Copy these lines word for word, with nothing changed.

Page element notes
-- begin --
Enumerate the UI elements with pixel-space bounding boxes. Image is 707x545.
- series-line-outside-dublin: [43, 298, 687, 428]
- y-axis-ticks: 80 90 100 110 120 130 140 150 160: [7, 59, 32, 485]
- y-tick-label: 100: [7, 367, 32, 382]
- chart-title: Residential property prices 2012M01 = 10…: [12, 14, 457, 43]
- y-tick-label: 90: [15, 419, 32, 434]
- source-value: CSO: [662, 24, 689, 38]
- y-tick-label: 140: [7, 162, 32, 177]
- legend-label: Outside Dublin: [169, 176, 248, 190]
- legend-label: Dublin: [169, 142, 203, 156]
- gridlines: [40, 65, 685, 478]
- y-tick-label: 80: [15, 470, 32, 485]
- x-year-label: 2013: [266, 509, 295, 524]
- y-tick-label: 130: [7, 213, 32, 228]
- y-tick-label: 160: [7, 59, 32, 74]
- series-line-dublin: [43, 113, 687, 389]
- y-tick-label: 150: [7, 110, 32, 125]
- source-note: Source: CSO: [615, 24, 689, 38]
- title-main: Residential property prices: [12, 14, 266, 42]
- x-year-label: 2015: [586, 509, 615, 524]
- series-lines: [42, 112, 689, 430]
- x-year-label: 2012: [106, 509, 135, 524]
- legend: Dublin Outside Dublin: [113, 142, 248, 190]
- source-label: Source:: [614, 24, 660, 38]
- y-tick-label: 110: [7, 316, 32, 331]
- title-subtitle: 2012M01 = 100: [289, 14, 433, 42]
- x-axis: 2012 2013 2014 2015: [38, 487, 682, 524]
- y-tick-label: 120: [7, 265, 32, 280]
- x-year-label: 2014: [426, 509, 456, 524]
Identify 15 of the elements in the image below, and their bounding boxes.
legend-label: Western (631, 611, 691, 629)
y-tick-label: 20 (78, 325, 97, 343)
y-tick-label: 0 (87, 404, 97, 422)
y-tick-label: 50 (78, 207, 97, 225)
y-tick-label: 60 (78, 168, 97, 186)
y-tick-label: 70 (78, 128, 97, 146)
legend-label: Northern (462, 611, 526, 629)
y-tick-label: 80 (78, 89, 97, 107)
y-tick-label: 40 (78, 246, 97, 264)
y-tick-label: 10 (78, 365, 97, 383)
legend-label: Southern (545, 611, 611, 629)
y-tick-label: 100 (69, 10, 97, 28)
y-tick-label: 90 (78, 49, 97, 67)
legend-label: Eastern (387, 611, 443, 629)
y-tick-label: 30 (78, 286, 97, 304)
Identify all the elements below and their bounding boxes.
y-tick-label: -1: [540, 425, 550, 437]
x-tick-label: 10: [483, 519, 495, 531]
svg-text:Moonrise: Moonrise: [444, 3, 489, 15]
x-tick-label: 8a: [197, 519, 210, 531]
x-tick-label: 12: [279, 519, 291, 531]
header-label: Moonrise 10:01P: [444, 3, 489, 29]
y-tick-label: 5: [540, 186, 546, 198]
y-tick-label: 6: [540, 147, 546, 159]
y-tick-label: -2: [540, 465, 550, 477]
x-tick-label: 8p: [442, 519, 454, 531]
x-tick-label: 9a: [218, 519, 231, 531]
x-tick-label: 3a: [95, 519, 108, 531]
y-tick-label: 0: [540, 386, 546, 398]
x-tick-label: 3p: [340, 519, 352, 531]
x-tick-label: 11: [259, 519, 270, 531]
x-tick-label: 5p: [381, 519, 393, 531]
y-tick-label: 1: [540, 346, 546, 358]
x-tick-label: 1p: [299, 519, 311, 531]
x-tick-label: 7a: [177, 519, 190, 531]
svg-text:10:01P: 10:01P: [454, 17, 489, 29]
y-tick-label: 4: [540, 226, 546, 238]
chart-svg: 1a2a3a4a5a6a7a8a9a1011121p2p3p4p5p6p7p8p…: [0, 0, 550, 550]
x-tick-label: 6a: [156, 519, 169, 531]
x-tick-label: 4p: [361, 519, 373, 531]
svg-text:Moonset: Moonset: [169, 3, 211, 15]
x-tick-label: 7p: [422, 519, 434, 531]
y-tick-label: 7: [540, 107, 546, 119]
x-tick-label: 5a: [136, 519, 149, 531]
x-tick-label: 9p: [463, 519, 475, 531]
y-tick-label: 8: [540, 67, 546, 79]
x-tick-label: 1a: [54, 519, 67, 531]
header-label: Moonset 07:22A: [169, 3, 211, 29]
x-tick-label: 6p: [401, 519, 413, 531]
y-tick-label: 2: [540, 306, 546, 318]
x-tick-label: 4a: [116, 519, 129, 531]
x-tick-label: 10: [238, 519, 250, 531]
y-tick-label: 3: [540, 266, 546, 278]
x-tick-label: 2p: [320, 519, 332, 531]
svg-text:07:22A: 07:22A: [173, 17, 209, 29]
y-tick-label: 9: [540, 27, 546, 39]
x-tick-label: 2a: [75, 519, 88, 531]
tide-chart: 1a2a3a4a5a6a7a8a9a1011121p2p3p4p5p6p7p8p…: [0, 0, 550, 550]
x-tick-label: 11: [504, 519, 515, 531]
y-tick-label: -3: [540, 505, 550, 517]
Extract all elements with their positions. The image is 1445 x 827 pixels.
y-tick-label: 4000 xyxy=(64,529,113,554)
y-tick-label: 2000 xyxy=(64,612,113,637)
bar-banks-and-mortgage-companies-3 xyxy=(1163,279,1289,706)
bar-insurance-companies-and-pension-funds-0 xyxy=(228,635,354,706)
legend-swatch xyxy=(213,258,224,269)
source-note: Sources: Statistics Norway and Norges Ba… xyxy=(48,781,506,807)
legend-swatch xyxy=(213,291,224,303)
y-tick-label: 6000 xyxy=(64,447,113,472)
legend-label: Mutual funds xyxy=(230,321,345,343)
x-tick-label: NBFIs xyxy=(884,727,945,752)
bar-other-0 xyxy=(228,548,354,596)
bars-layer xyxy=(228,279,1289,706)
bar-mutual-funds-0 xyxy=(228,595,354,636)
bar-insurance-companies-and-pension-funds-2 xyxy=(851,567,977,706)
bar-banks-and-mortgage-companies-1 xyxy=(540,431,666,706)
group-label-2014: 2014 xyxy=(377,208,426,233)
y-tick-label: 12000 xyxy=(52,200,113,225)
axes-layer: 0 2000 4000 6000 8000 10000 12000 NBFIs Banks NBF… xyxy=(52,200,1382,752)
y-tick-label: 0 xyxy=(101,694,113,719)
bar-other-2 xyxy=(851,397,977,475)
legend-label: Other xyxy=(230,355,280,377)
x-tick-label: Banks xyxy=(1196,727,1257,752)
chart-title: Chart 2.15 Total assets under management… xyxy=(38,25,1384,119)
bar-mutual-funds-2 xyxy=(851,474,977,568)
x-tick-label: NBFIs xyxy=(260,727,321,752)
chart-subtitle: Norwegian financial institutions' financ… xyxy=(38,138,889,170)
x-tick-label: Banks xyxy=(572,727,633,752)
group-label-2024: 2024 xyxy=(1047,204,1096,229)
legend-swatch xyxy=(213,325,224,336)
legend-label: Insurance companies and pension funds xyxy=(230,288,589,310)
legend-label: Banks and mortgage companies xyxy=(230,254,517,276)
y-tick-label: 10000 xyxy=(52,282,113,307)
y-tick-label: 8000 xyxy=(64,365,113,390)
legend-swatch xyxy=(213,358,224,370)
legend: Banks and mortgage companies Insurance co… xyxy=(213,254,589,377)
-- end --
In response:
Enumerate the UI elements with pixel-space bounding boxes. Image is 707x545.
- series-line-outside-dublin: [43, 298, 687, 428]
- y-axis-ticks: 80 90 100 110 120 130 140 150 160: [7, 59, 32, 485]
- y-tick-label: 100: [7, 367, 32, 382]
- chart-title: Residential property prices 2012M01 = 10…: [12, 14, 457, 43]
- y-tick-label: 90: [15, 419, 32, 434]
- source-value: CSO: [662, 24, 689, 38]
- y-tick-label: 140: [7, 162, 32, 177]
- legend-label: Outside Dublin: [169, 176, 248, 190]
- legend-label: Dublin: [169, 142, 203, 156]
- gridlines: [40, 65, 685, 478]
- y-tick-label: 80: [15, 470, 32, 485]
- x-year-label: 2013: [266, 509, 295, 524]
- y-tick-label: 130: [7, 213, 32, 228]
- y-tick-label: 160: [7, 59, 32, 74]
- series-line-dublin: [43, 113, 687, 389]
- y-tick-label: 150: [7, 110, 32, 125]
- source-note: Source: CSO: [615, 24, 689, 38]
- title-main: Residential property prices: [12, 14, 266, 42]
- x-year-label: 2015: [586, 509, 615, 524]
- series-lines: [42, 112, 689, 430]
- x-year-label: 2012: [106, 509, 135, 524]
- legend: Dublin Outside Dublin: [113, 142, 248, 190]
- source-label: Source:: [614, 24, 660, 38]
- y-tick-label: 110: [7, 316, 32, 331]
- title-subtitle: 2012M01 = 100: [289, 14, 433, 42]
- x-axis: 2012 2013 2014 2015: [38, 487, 682, 524]
- y-tick-label: 120: [7, 265, 32, 280]
- x-year-label: 2014: [426, 509, 456, 524]
Identify 15 of the elements in the image below, and their bounding boxes.
legend-label: Western (631, 611, 691, 629)
y-tick-label: 20 (78, 325, 97, 343)
y-tick-label: 0 (87, 404, 97, 422)
y-tick-label: 50 (78, 207, 97, 225)
y-tick-label: 60 (78, 168, 97, 186)
y-tick-label: 70 (78, 128, 97, 146)
legend-label: Northern (462, 611, 526, 629)
y-tick-label: 80 (78, 89, 97, 107)
y-tick-label: 40 (78, 246, 97, 264)
y-tick-label: 10 (78, 365, 97, 383)
legend-label: Southern (545, 611, 611, 629)
y-tick-label: 100 (69, 10, 97, 28)
y-tick-label: 90 (78, 49, 97, 67)
legend-label: Eastern (387, 611, 443, 629)
y-tick-label: 30 (78, 286, 97, 304)
Identify all the elements below and their bounding boxes.
y-tick-label: -1: [540, 425, 550, 437]
x-tick-label: 10: [483, 519, 495, 531]
svg-text:Moonrise: Moonrise: [444, 3, 489, 15]
x-tick-label: 8a: [197, 519, 210, 531]
x-tick-label: 12: [279, 519, 291, 531]
header-label: Moonrise 10:01P: [444, 3, 489, 29]
y-tick-label: 5: [540, 186, 546, 198]
y-tick-label: 6: [540, 147, 546, 159]
y-tick-label: -2: [540, 465, 550, 477]
x-tick-label: 8p: [442, 519, 454, 531]
x-tick-label: 9a: [218, 519, 231, 531]
x-tick-label: 3a: [95, 519, 108, 531]
y-tick-label: 0: [540, 386, 546, 398]
x-tick-label: 3p: [340, 519, 352, 531]
x-tick-label: 11: [259, 519, 270, 531]
x-tick-label: 5p: [381, 519, 393, 531]
y-tick-label: 1: [540, 346, 546, 358]
x-tick-label: 1p: [299, 519, 311, 531]
x-tick-label: 7a: [177, 519, 190, 531]
svg-text:10:01P: 10:01P: [454, 17, 489, 29]
y-tick-label: 4: [540, 226, 546, 238]
chart-svg: 1a2a3a4a5a6a7a8a9a1011121p2p3p4p5p6p7p8p…: [0, 0, 550, 550]
x-tick-label: 6a: [156, 519, 169, 531]
x-tick-label: 4p: [361, 519, 373, 531]
svg-text:Moonset: Moonset: [169, 3, 211, 15]
x-tick-label: 7p: [422, 519, 434, 531]
y-tick-label: 7: [540, 107, 546, 119]
x-tick-label: 5a: [136, 519, 149, 531]
x-tick-label: 9p: [463, 519, 475, 531]
y-tick-label: 8: [540, 67, 546, 79]
x-tick-label: 1a: [54, 519, 67, 531]
header-label: Moonset 07:22A: [169, 3, 211, 29]
x-tick-label: 6p: [401, 519, 413, 531]
y-tick-label: 2: [540, 306, 546, 318]
x-tick-label: 4a: [116, 519, 129, 531]
x-tick-label: 10: [238, 519, 250, 531]
y-tick-label: 3: [540, 266, 546, 278]
x-tick-label: 2p: [320, 519, 332, 531]
svg-text:07:22A: 07:22A: [173, 17, 209, 29]
y-tick-label: 9: [540, 27, 546, 39]
x-tick-label: 2a: [75, 519, 88, 531]
tide-chart: 1a2a3a4a5a6a7a8a9a1011121p2p3p4p5p6p7p8p…: [0, 0, 550, 550]
x-tick-label: 11: [504, 519, 515, 531]
y-tick-label: -3: [540, 505, 550, 517]
Extract all elements with their positions. The image is 1445 x 827 pixels.
y-tick-label: 4000 xyxy=(64,529,113,554)
y-tick-label: 2000 xyxy=(64,612,113,637)
bar-banks-and-mortgage-companies-3 xyxy=(1163,279,1289,706)
bar-insurance-companies-and-pension-funds-0 xyxy=(228,635,354,706)
legend-swatch xyxy=(213,258,224,269)
source-note: Sources: Statistics Norway and Norges Ba… xyxy=(48,781,506,807)
legend-swatch xyxy=(213,291,224,303)
y-tick-label: 6000 xyxy=(64,447,113,472)
legend-label: Mutual funds xyxy=(230,321,345,343)
x-tick-label: NBFIs xyxy=(884,727,945,752)
bar-other-0 xyxy=(228,548,354,596)
bars-layer xyxy=(228,279,1289,706)
bar-mutual-funds-0 xyxy=(228,595,354,636)
bar-insurance-companies-and-pension-funds-2 xyxy=(851,567,977,706)
bar-banks-and-mortgage-companies-1 xyxy=(540,431,666,706)
group-label-2014: 2014 xyxy=(377,208,426,233)
y-tick-label: 12000 xyxy=(52,200,113,225)
axes-layer: 0 2000 4000 6000 8000 10000 12000 NBFIs Banks NBF… xyxy=(52,200,1382,752)
y-tick-label: 0 xyxy=(101,694,113,719)
bar-other-2 xyxy=(851,397,977,475)
legend-label: Other xyxy=(230,355,280,377)
x-tick-label: Banks xyxy=(1196,727,1257,752)
chart-title: Chart 2.15 Total assets under management… xyxy=(38,25,1384,119)
bar-mutual-funds-2 xyxy=(851,474,977,568)
x-tick-label: NBFIs xyxy=(260,727,321,752)
chart-subtitle: Norwegian financial institutions' financ… xyxy=(38,138,889,170)
x-tick-label: Banks xyxy=(572,727,633,752)
group-label-2024: 2024 xyxy=(1047,204,1096,229)
legend-swatch xyxy=(213,325,224,336)
legend-label: Insurance companies and pension funds xyxy=(230,288,589,310)
legend-label: Banks and mortgage companies xyxy=(230,254,517,276)
y-tick-label: 10000 xyxy=(52,282,113,307)
y-tick-label: 8000 xyxy=(64,365,113,390)
legend-swatch xyxy=(213,358,224,370)
legend: Banks and mortgage companies Insurance co… xyxy=(213,254,589,377)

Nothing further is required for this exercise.